▶ **Excerpt to read**:

——

This is a blog entry that I will use to share some things I have found to be useful but that do not really require a lengthy specified blog entry.
I think of it as a notes to self section of my website.
Many of these commands can be found in this website
If we messed something up, we can try and revert the changes:
To get single files or folders from a branch (in case we accidentally deleted a file or something like that) we can use:
git fetch --all
git checkout origin/master -- <your_file_path>
git add <your_file_path>
git commit -m "<your_file_name> updated"
Arguably, one of the tools that helps the most when coding within a team is to make use of automatic tests and/or quick
style fixes to our code. A quick example: spotting and fixing trailing white spaces
manually
(who has time for that???). The tool to use in this case is pre-commit, which is run when you launch a git commit
command and prevents you from making a commit or fixes your files if one of your predefined hooks fails.
After installing pre-commit via pip install pre-commit
you can run
pre-commit sample-config
to create a basic first configuration file: .pre-commit-config.yaml
. This yaml file will consist of a couple of sources (repo) with corresponding versions (rev) and a series of hooks to be used (hook and a list of identifiers id).
The file looks like:
repos:
- repo: https://github.com/pre-commit/pre-commit-hooks
rev: v2.3.0
hooks:
- id: check-yaml
- id: end-of-file-fixer
- id: trailing-whitespace
- repo: https://github.com/psf/black
rev: 22.10.0
hooks:
- id: black
Which you can modify to your convenience. For instance, you may want to run some hooks with specific arguments or explicitly skip a given file for some particular hook:
repos:
- repo: https://github.com/pre-commit/pre-commit-hooks
rev: v2.3.0
hooks:
- id: trailing-whitespace
- id: check-added-large-files
args: ['--maxkb=1024']
exclude: "notebooks/some_jupyter_notebook.ipynb, some_data.csv"
- repo: https://github.com/psf/black
rev: 22.10.0
hooks:
- id: black
args:['--line-length=100']
Now that you have a yaml you want to work with, you can install the pre-commit hooks:
pre-commit install
Now, even though these hooks are supposed to run right before the commit in an automated way, it is nice to be able to run them directly as a sanity check when you are fixing some of the issues you have:
pre-commit run --all-files
pre-commit run <ONE_FILE_NAME> # to run hooks on just one specific file
It is very importatn that if one of your files fails to pass one of the hooks you'll need to tell git you want to add the modified version that will now pass the check, otherwise you will never be able to actually commit and push (unless you want to skip the pre-commit hooks verification via git commit -m <MESSAGE> --no-verify
which is not recommended).

——

▶ **Excerpted data**:
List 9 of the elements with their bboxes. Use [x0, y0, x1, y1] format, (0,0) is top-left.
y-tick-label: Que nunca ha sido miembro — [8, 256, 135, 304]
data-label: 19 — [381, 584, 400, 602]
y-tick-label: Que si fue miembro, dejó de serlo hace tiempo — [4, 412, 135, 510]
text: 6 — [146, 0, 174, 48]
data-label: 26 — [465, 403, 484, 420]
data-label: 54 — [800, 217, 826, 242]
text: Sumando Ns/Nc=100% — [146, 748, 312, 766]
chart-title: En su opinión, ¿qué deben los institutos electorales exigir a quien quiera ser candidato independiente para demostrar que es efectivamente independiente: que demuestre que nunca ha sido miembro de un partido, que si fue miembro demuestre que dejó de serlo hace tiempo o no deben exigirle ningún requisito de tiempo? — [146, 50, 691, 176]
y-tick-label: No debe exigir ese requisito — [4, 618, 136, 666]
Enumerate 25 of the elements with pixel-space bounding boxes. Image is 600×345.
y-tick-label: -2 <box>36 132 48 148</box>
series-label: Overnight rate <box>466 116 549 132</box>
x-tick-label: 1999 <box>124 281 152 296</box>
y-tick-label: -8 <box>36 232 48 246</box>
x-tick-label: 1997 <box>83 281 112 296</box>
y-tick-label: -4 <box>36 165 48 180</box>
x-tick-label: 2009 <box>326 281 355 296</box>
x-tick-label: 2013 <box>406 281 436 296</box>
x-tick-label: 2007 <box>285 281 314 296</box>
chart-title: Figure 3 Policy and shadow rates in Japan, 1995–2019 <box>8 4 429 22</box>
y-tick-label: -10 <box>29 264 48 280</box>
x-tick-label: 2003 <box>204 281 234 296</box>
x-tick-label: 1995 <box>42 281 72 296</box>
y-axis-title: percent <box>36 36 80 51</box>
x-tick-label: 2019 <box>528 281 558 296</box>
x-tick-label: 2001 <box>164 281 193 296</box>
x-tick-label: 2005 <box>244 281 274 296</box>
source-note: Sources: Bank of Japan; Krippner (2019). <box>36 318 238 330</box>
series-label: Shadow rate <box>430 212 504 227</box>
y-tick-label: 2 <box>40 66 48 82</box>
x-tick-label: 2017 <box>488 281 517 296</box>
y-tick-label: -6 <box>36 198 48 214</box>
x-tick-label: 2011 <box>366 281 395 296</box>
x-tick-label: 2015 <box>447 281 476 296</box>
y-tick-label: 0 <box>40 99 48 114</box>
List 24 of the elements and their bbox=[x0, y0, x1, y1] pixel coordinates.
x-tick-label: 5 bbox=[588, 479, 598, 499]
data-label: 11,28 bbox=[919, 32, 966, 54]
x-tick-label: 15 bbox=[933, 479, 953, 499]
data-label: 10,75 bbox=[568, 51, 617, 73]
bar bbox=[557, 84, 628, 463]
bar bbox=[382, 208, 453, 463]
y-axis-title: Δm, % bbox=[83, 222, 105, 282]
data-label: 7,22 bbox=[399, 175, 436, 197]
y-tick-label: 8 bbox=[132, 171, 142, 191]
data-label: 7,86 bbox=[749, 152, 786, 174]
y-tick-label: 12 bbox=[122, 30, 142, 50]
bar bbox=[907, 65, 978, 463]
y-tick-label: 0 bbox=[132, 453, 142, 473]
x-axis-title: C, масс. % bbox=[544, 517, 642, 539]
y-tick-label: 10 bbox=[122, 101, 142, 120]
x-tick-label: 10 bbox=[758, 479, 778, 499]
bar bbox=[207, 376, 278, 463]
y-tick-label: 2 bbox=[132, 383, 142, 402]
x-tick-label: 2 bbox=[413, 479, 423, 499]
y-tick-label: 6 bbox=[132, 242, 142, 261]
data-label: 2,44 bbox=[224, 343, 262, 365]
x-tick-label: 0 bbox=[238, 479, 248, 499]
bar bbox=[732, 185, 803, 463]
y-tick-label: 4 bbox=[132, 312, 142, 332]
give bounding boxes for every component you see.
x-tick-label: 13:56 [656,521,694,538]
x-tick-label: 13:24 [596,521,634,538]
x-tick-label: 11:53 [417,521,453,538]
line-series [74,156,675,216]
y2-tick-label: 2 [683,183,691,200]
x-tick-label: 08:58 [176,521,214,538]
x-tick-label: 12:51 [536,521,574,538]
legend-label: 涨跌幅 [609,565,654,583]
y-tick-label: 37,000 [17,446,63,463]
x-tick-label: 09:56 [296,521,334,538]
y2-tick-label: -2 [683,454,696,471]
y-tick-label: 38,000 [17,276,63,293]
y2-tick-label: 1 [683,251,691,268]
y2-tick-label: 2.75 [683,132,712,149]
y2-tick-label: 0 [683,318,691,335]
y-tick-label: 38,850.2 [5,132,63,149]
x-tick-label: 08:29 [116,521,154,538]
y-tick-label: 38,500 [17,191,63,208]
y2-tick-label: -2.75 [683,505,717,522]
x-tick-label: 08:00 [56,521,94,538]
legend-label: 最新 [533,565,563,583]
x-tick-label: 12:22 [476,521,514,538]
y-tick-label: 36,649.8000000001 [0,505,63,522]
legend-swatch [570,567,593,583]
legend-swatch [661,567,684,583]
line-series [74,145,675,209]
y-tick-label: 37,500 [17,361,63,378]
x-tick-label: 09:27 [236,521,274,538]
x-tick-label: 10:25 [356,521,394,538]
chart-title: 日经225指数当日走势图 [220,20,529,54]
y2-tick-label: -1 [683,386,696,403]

——

▶ **Work to do**:
1. From the notes on git and pre-commit, give back the passage from "Many of these" to "predefined hooks fails.", word for word.
2. Retype the records verbatim from their first line to the line with "text: Sumando Ns/Nc=100%", including both of those lines.

▶ **Solutions in order**:
1.
Many of these commands can be found in this website
If we messed something up, we can try and revert the changes:
To get single files or folders from a branch (in case we accidentally deleted a file or something like that) we can use:
git fetch --all
git checkout origin/master -- <your_file_path>
git add <your_file_path>
git commit -m "<your_file_name> updated"
Arguably, one of the tools that helps the most when coding within a team is to make use of automatic tests and/or quick
style fixes to our code. A quick example: spotting and fixing trailing white spaces
manually
(who has time for that???). The tool to use in this case is pre-commit, which is run when you launch a git commit
command and prevents you from making a commit or fixes your files if one of your predefined hooks fails.

2.
List 9 of the elements with their bboxes. Use [x0, y0, x1, y1] format, (0,0) is top-left.
y-tick-label: Que nunca ha sido miembro — [8, 256, 135, 304]
data-label: 19 — [381, 584, 400, 602]
y-tick-label: Que si fue miembro, dejó de serlo hace tiempo — [4, 412, 135, 510]
text: 6 — [146, 0, 174, 48]
data-label: 26 — [465, 403, 484, 420]
data-label: 54 — [800, 217, 826, 242]
text: Sumando Ns/Nc=100% — [146, 748, 312, 766]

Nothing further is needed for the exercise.